**Exercise description:**
The entries below are to be written out again without alteration.

**Collection entries:**

━━━━━━━━━━━━━━━━━━━━

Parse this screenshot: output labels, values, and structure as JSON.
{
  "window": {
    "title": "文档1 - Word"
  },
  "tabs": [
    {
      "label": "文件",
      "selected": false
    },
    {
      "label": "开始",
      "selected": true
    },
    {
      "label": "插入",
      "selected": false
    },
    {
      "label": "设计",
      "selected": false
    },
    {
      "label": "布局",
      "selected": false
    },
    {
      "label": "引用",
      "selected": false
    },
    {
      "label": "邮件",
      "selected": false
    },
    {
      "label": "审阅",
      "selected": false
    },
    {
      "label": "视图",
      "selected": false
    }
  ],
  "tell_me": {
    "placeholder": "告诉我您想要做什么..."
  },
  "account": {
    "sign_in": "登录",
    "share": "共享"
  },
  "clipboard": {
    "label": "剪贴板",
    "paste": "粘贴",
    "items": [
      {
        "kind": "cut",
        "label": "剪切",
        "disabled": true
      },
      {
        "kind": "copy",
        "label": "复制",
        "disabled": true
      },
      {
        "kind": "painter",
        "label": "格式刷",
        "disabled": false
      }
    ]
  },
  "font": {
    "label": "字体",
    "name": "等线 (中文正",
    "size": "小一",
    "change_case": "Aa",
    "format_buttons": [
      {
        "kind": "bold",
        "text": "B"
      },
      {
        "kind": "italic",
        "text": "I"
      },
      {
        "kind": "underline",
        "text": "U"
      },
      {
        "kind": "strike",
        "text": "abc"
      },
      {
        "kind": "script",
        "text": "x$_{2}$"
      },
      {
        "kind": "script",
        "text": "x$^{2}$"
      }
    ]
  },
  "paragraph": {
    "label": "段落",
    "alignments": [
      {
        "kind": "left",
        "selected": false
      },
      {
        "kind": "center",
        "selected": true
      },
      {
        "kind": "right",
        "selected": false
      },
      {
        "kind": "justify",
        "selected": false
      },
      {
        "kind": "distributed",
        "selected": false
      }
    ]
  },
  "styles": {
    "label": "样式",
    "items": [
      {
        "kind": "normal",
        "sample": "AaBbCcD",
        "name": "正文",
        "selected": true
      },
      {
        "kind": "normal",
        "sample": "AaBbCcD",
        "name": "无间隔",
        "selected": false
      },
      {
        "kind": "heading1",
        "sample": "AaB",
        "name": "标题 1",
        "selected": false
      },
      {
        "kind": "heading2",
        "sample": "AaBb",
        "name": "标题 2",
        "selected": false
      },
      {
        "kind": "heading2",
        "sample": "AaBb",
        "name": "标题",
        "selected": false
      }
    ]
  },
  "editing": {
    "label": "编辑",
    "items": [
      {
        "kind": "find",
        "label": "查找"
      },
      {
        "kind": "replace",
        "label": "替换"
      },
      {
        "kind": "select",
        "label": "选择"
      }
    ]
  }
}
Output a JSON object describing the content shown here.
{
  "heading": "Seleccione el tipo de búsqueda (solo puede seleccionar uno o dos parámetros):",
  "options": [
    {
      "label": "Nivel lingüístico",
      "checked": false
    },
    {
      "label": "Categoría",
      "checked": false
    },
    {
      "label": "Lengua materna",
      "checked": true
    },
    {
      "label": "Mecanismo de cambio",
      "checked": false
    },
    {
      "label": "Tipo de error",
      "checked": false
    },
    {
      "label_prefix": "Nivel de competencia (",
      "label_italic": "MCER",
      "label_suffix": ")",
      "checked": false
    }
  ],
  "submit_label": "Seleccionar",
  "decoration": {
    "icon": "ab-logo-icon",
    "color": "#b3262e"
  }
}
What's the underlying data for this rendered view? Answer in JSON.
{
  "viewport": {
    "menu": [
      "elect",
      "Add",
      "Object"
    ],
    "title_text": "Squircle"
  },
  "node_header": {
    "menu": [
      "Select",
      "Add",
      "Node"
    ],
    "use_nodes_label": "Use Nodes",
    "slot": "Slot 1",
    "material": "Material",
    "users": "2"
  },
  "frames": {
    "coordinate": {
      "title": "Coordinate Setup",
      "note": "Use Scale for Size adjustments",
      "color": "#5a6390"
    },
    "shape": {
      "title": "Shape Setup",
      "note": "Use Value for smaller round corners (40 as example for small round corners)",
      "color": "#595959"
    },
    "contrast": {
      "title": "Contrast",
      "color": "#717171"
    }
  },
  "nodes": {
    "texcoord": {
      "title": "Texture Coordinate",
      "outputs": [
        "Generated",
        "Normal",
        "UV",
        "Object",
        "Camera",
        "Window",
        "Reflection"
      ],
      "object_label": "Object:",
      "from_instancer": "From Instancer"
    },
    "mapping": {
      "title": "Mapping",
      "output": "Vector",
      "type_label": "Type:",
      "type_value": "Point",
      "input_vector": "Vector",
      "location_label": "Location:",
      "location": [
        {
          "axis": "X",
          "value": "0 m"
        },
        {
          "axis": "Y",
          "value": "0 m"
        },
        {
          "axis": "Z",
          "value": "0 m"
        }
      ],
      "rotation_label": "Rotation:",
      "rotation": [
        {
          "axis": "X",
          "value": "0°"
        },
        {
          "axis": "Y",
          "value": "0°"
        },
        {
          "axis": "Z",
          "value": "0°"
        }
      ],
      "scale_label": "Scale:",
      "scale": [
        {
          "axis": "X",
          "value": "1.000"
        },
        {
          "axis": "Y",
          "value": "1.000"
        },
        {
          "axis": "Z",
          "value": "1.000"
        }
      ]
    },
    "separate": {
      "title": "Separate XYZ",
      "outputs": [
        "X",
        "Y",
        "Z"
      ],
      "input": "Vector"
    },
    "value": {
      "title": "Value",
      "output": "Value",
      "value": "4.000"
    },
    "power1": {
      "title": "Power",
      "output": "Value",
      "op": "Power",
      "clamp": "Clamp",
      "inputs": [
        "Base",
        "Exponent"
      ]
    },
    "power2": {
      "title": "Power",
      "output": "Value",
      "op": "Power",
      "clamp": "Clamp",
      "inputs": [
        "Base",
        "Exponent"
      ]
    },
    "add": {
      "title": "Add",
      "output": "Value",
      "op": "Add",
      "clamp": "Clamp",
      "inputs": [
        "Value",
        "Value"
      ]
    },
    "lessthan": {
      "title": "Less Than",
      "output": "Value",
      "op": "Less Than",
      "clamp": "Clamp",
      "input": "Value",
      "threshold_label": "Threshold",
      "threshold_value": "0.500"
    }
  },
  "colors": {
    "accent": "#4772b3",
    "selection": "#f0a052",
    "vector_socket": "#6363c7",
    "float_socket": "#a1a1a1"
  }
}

━━━━━━━━━━━━━━━━━━━━

**Answer:**
Parse this screenshot: output labels, values, and structure as JSON.
{
  "window": {
    "title": "文档1 - Word"
  },
  "tabs": [
    {
      "label": "文件",
      "selected": false
    },
    {
      "label": "开始",
      "selected": true
    },
    {
      "label": "插入",
      "selected": false
    },
    {
      "label": "设计",
      "selected": false
    },
    {
      "label": "布局",
      "selected": false
    },
    {
      "label": "引用",
      "selected": false
    },
    {
      "label": "邮件",
      "selected": false
    },
    {
      "label": "审阅",
      "selected": false
    },
    {
      "label": "视图",
      "selected": false
    }
  ],
  "tell_me": {
    "placeholder": "告诉我您想要做什么..."
  },
  "account": {
    "sign_in": "登录",
    "share": "共享"
  },
  "clipboard": {
    "label": "剪贴板",
    "paste": "粘贴",
    "items": [
      {
        "kind": "cut",
        "label": "剪切",
        "disabled": true
      },
      {
        "kind": "copy",
        "label": "复制",
        "disabled": true
      },
      {
        "kind": "painter",
        "label": "格式刷",
        "disabled": false
      }
    ]
  },
  "font": {
    "label": "字体",
    "name": "等线 (中文正",
    "size": "小一",
    "change_case": "Aa",
    "format_buttons": [
      {
        "kind": "bold",
        "text": "B"
      },
      {
        "kind": "italic",
        "text": "I"
      },
      {
        "kind": "underline",
        "text": "U"
      },
      {
        "kind": "strike",
        "text": "abc"
      },
      {
        "kind": "script",
        "text": "x$_{2}$"
      },
      {
        "kind": "script",
        "text": "x$^{2}$"
      }
    ]
  },
  "paragraph": {
    "label": "段落",
    "alignments": [
      {
        "kind": "left",
        "selected": false
      },
      {
        "kind": "center",
        "selected": true
      },
      {
        "kind": "right",
        "selected": false
      },
      {
        "kind": "justify",
        "selected": false
      },
      {
        "kind": "distributed",
        "selected": false
      }
    ]
  },
  "styles": {
    "label": "样式",
    "items": [
      {
        "kind": "normal",
        "sample": "AaBbCcD",
        "name": "正文",
        "selected": true
      },
      {
        "kind": "normal",
        "sample": "AaBbCcD",
        "name": "无间隔",
        "selected": false
      },
      {
        "kind": "heading1",
        "sample": "AaB",
        "name": "标题 1",
        "selected": false
      },
      {
        "kind": "heading2",
        "sample": "AaBb",
        "name": "标题 2",
        "selected": false
      },
      {
        "kind": "heading2",
        "sample": "AaBb",
        "name": "标题",
        "selected": false
      }
    ]
  },
  "editing": {
    "label": "编辑",
    "items": [
      {
        "kind": "find",
        "label": "查找"
      },
      {
        "kind": "replace",
        "label": "替换"
      },
      {
        "kind": "select",
        "label": "选择"
      }
    ]
  }
}
Output a JSON object describing the content shown here.
{
  "heading": "Seleccione el tipo de búsqueda (solo puede seleccionar uno o dos parámetros):",
  "options": [
    {
      "label": "Nivel lingüístico",
      "checked": false
    },
    {
      "label": "Categoría",
      "checked": false
    },
    {
      "label": "Lengua materna",
      "checked": true
    },
    {
      "label": "Mecanismo de cambio",
      "checked": false
    },
    {
      "label": "Tipo de error",
      "checked": false
    },
    {
      "label_prefix": "Nivel de competencia (",
      "label_italic": "MCER",
      "label_suffix": ")",
      "checked": false
    }
  ],
  "submit_label": "Seleccionar",
  "decoration": {
    "icon": "ab-logo-icon",
    "color": "#b3262e"
  }
}
What's the underlying data for this rendered view? Answer in JSON.
{
  "viewport": {
    "menu": [
      "elect",
      "Add",
      "Object"
    ],
    "title_text": "Squircle"
  },
  "node_header": {
    "menu": [
      "Select",
      "Add",
      "Node"
    ],
    "use_nodes_label": "Use Nodes",
    "slot": "Slot 1",
    "material": "Material",
    "users": "2"
  },
  "frames": {
    "coordinate": {
      "title": "Coordinate Setup",
      "note": "Use Scale for Size adjustments",
      "color": "#5a6390"
    },
    "shape": {
      "title": "Shape Setup",
      "note": "Use Value for smaller round corners (40 as example for small round corners)",
      "color": "#595959"
    },
    "contrast": {
      "title": "Contrast",
      "color": "#717171"
    }
  },
  "nodes": {
    "texcoord": {
      "title": "Texture Coordinate",
      "outputs": [
        "Generated",
        "Normal",
        "UV",
        "Object",
        "Camera",
        "Window",
        "Reflection"
      ],
      "object_label": "Object:",
      "from_instancer": "From Instancer"
    },
    "mapping": {
      "title": "Mapping",
      "output": "Vector",
      "type_label": "Type:",
      "type_value": "Point",
      "input_vector": "Vector",
      "location_label": "Location:",
      "location": [
        {
          "axis": "X",
          "value": "0 m"
        },
        {
          "axis": "Y",
          "value": "0 m"
        },
        {
          "axis": "Z",
          "value": "0 m"
        }
      ],
      "rotation_label": "Rotation:",
      "rotation": [
        {
          "axis": "X",
          "value": "0°"
        },
        {
          "axis": "Y",
          "value": "0°"
        },
        {
          "axis": "Z",
          "value": "0°"
        }
      ],
      "scale_label": "Scale:",
      "scale": [
        {
          "axis": "X",
          "value": "1.000"
        },
        {
          "axis": "Y",
          "value": "1.000"
        },
        {
          "axis": "Z",
          "value": "1.000"
        }
      ]
    },
    "separate": {
      "title": "Separate XYZ",
      "outputs": [
        "X",
        "Y",
        "Z"
      ],
      "input": "Vector"
    },
    "value": {
      "title": "Value",
      "output": "Value",
      "value": "4.000"
    },
    "power1": {
      "title": "Power",
      "output": "Value",
      "op": "Power",
      "clamp": "Clamp",
      "inputs": [
        "Base",
        "Exponent"
      ]
    },
    "power2": {
      "title": "Power",
      "output": "Value",
      "op": "Power",
      "clamp": "Clamp",
      "inputs": [
        "Base",
        "Exponent"
      ]
    },
    "add": {
      "title": "Add",
      "output": "Value",
      "op": "Add",
      "clamp": "Clamp",
      "inputs": [
        "Value",
        "Value"
      ]
    },
    "lessthan": {
      "title": "Less Than",
      "output": "Value",
      "op": "Less Than",
      "clamp": "Clamp",
      "input": "Value",
      "threshold_label": "Threshold",
      "threshold_value": "0.500"
    }
  },
  "colors": {
    "accent": "#4772b3",
    "selection": "#f0a052",
    "vector_socket": "#6363c7",
    "float_socket": "#a1a1a1"
  }
}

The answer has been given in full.